Data extracted from a collection
════════════════════

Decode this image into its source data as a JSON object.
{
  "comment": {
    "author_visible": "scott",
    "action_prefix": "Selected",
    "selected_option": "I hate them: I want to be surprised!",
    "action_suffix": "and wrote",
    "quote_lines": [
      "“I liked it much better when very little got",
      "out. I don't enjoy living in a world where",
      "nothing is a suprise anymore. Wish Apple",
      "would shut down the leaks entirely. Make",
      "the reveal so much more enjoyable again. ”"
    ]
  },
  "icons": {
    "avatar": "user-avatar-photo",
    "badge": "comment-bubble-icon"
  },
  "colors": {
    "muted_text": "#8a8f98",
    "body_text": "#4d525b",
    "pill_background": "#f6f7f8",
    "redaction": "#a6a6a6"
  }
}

════════════════════

Task to complete
Return the listing above in its exact form.

Answer for this exercise
Decode this image into its source data as a JSON object.
{
  "comment": {
    "author_visible": "scott",
    "action_prefix": "Selected",
    "selected_option": "I hate them: I want to be surprised!",
    "action_suffix": "and wrote",
    "quote_lines": [
      "“I liked it much better when very little got",
      "out. I don't enjoy living in a world where",
      "nothing is a suprise anymore. Wish Apple",
      "would shut down the leaks entirely. Make",
      "the reveal so much more enjoyable again. ”"
    ]
  },
  "icons": {
    "avatar": "user-avatar-photo",
    "badge": "comment-bubble-icon"
  },
  "colors": {
    "muted_text": "#8a8f98",
    "body_text": "#4d525b",
    "pill_background": "#f6f7f8",
    "redaction": "#a6a6a6"
  }
}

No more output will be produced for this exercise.